[START Given entries]
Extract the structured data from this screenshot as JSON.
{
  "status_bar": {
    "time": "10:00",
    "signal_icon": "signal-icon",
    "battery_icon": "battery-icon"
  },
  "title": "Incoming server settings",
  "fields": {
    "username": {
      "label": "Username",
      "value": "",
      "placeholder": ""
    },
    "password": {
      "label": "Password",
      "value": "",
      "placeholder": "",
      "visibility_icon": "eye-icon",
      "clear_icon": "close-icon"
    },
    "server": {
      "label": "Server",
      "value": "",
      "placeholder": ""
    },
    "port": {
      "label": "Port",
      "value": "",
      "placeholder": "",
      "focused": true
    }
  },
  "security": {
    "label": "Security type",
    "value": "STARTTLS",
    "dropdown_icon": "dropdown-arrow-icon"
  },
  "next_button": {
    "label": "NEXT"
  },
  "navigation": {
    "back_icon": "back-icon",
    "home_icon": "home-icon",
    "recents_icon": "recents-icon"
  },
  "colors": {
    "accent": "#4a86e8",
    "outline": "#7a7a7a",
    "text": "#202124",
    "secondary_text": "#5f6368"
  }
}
[END Given entries]
→ **Given instruction**
Print out all the entries precisely as written.

→ **Result of the exercise**
Extract the structured data from this screenshot as JSON.
{
  "status_bar": {
    "time": "10:00",
    "signal_icon": "signal-icon",
    "battery_icon": "battery-icon"
  },
  "title": "Incoming server settings",
  "fields": {
    "username": {
      "label": "Username",
      "value": "",
      "placeholder": ""
    },
    "password": {
      "label": "Password",
      "value": "",
      "placeholder": "",
      "visibility_icon": "eye-icon",
      "clear_icon": "close-icon"
    },
    "server": {
      "label": "Server",
      "value": "",
      "placeholder": ""
    },
    "port": {
      "label": "Port",
      "value": "",
      "placeholder": "",
      "focused": true
    }
  },
  "security": {
    "label": "Security type",
    "value": "STARTTLS",
    "dropdown_icon": "dropdown-arrow-icon"
  },
  "next_button": {
    "label": "NEXT"
  },
  "navigation": {
    "back_icon": "back-icon",
    "home_icon": "home-icon",
    "recents_icon": "recents-icon"
  },
  "colors": {
    "accent": "#4a86e8",
    "outline": "#7a7a7a",
    "text": "#202124",
    "secondary_text": "#5f6368"
  }
}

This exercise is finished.